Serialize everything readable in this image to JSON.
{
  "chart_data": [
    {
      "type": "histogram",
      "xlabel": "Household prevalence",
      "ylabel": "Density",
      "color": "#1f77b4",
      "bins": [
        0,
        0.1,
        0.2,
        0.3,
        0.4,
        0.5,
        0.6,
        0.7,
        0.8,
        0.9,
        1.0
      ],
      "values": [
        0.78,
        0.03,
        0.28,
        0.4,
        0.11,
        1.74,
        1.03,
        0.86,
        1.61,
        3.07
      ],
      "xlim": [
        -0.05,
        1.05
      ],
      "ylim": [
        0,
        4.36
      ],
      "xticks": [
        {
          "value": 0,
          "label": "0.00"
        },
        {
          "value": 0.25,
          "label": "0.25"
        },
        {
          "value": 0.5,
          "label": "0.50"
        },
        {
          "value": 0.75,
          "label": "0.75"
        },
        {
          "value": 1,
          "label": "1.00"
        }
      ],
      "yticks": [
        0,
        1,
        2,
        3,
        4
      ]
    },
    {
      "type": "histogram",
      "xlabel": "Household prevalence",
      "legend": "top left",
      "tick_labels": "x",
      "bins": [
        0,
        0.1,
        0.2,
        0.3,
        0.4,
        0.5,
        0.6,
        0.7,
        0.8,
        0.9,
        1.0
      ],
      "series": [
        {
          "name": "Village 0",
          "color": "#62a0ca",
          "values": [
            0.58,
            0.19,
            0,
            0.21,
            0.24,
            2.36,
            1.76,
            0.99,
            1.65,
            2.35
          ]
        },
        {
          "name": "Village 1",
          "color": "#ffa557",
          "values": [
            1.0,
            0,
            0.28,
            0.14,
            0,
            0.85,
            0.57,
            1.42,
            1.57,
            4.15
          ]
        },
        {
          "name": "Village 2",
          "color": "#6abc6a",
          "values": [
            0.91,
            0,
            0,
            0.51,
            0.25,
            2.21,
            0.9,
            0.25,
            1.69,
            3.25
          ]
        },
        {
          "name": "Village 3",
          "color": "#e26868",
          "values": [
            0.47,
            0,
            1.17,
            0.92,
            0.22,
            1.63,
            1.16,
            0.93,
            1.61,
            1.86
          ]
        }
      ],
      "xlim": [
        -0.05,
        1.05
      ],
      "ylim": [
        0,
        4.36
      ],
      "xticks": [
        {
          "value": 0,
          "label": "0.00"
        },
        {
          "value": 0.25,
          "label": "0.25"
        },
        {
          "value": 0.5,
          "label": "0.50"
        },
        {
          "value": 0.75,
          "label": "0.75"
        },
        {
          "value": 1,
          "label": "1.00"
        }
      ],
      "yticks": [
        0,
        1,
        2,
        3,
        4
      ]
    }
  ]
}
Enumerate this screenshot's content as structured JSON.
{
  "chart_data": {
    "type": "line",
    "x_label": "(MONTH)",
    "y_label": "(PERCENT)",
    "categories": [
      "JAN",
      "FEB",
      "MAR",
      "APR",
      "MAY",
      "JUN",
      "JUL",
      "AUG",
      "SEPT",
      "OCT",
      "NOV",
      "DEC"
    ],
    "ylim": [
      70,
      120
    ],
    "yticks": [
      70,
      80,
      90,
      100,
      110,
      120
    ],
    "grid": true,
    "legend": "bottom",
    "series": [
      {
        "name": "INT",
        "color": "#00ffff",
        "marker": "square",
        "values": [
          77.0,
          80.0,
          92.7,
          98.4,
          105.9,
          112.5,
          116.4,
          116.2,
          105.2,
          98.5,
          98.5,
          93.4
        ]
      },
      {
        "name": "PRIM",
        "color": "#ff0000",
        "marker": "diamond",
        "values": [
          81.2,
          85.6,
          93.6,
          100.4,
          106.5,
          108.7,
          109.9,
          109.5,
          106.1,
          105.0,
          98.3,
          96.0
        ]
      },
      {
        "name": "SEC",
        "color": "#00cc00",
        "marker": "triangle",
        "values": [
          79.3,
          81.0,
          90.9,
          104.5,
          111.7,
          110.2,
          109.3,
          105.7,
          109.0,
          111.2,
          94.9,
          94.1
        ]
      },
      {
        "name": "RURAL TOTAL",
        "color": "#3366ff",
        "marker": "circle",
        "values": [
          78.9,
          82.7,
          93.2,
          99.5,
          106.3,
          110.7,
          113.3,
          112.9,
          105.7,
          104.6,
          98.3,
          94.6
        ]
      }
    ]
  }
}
━━━━
__WORK TO DO__
Every line above should be written out again exactly as it stands.

__REPLY__
Serialize everything readable in this image to JSON.
{
  "chart_data": [
    {
      "type": "histogram",
      "xlabel": "Household prevalence",
      "ylabel": "Density",
      "color": "#1f77b4",
      "bins": [
        0,
        0.1,
        0.2,
        0.3,
        0.4,
        0.5,
        0.6,
        0.7,
        0.8,
        0.9,
        1.0
      ],
      "values": [
        0.78,
        0.03,
        0.28,
        0.4,
        0.11,
        1.74,
        1.03,
        0.86,
        1.61,
        3.07
      ],
      "xlim": [
        -0.05,
        1.05
      ],
      "ylim": [
        0,
        4.36
      ],
      "xticks": [
        {
          "value": 0,
          "label": "0.00"
        },
        {
          "value": 0.25,
          "label": "0.25"
        },
        {
          "value": 0.5,
          "label": "0.50"
        },
        {
          "value": 0.75,
          "label": "0.75"
        },
        {
          "value": 1,
          "label": "1.00"
        }
      ],
      "yticks": [
        0,
        1,
        2,
        3,
        4
      ]
    },
    {
      "type": "histogram",
      "xlabel": "Household prevalence",
      "legend": "top left",
      "tick_labels": "x",
      "bins": [
        0,
        0.1,
        0.2,
        0.3,
        0.4,
        0.5,
        0.6,
        0.7,
        0.8,
        0.9,
        1.0
      ],
      "series": [
        {
          "name": "Village 0",
          "color": "#62a0ca",
          "values": [
            0.58,
            0.19,
            0,
            0.21,
            0.24,
            2.36,
            1.76,
            0.99,
            1.65,
            2.35
          ]
        },
        {
          "name": "Village 1",
          "color": "#ffa557",
          "values": [
            1.0,
            0,
            0.28,
            0.14,
            0,
            0.85,
            0.57,
            1.42,
            1.57,
            4.15
          ]
        },
        {
          "name": "Village 2",
          "color": "#6abc6a",
          "values": [
            0.91,
            0,
            0,
            0.51,
            0.25,
            2.21,
            0.9,
            0.25,
            1.69,
            3.25
          ]
        },
        {
          "name": "Village 3",
          "color": "#e26868",
          "values": [
            0.47,
            0,
            1.17,
            0.92,
            0.22,
            1.63,
            1.16,
            0.93,
            1.61,
            1.86
          ]
        }
      ],
      "xlim": [
        -0.05,
        1.05
      ],
      "ylim": [
        0,
        4.36
      ],
      "xticks": [
        {
          "value": 0,
          "label": "0.00"
        },
        {
          "value": 0.25,
          "label": "0.25"
        },
        {
          "value": 0.5,
          "label": "0.50"
        },
        {
          "value": 0.75,
          "label": "0.75"
        },
        {
          "value": 1,
          "label": "1.00"
        }
      ],
      "yticks": [
        0,
        1,
        2,
        3,
        4
      ]
    }
  ]
}
Enumerate this screenshot's content as structured JSON.
{
  "chart_data": {
    "type": "line",
    "x_label": "(MONTH)",
    "y_label": "(PERCENT)",
    "categories": [
      "JAN",
      "FEB",
      "MAR",
      "APR",
      "MAY",
      "JUN",
      "JUL",
      "AUG",
      "SEPT",
      "OCT",
      "NOV",
      "DEC"
    ],
    "ylim": [
      70,
      120
    ],
    "yticks": [
      70,
      80,
      90,
      100,
      110,
      120
    ],
    "grid": true,
    "legend": "bottom",
    "series": [
      {
        "name": "INT",
        "color": "#00ffff",
        "marker": "square",
        "values": [
          77.0,
          80.0,
          92.7,
          98.4,
          105.9,
          112.5,
          116.4,
          116.2,
          105.2,
          98.5,
          98.5,
          93.4
        ]
      },
      {
        "name": "PRIM",
        "color": "#ff0000",
        "marker": "diamond",
        "values": [
          81.2,
          85.6,
          93.6,
          100.4,
          106.5,
          108.7,
          109.9,
          109.5,
          106.1,
          105.0,
          98.3,
          96.0
        ]
      },
      {
        "name": "SEC",
        "color": "#00cc00",
        "marker": "triangle",
        "values": [
          79.3,
          81.0,
          90.9,
          104.5,
          111.7,
          110.2,
          109.3,
          105.7,
          109.0,
          111.2,
          94.9,
          94.1
        ]
      },
      {
        "name": "RURAL TOTAL",
        "color": "#3366ff",
        "marker": "circle",
        "values": [
          78.9,
          82.7,
          93.2,
          99.5,
          106.3,
          110.7,
          113.3,
          112.9,
          105.7,
          104.6,
          98.3,
          94.6
        ]
      }
    ]
  }
}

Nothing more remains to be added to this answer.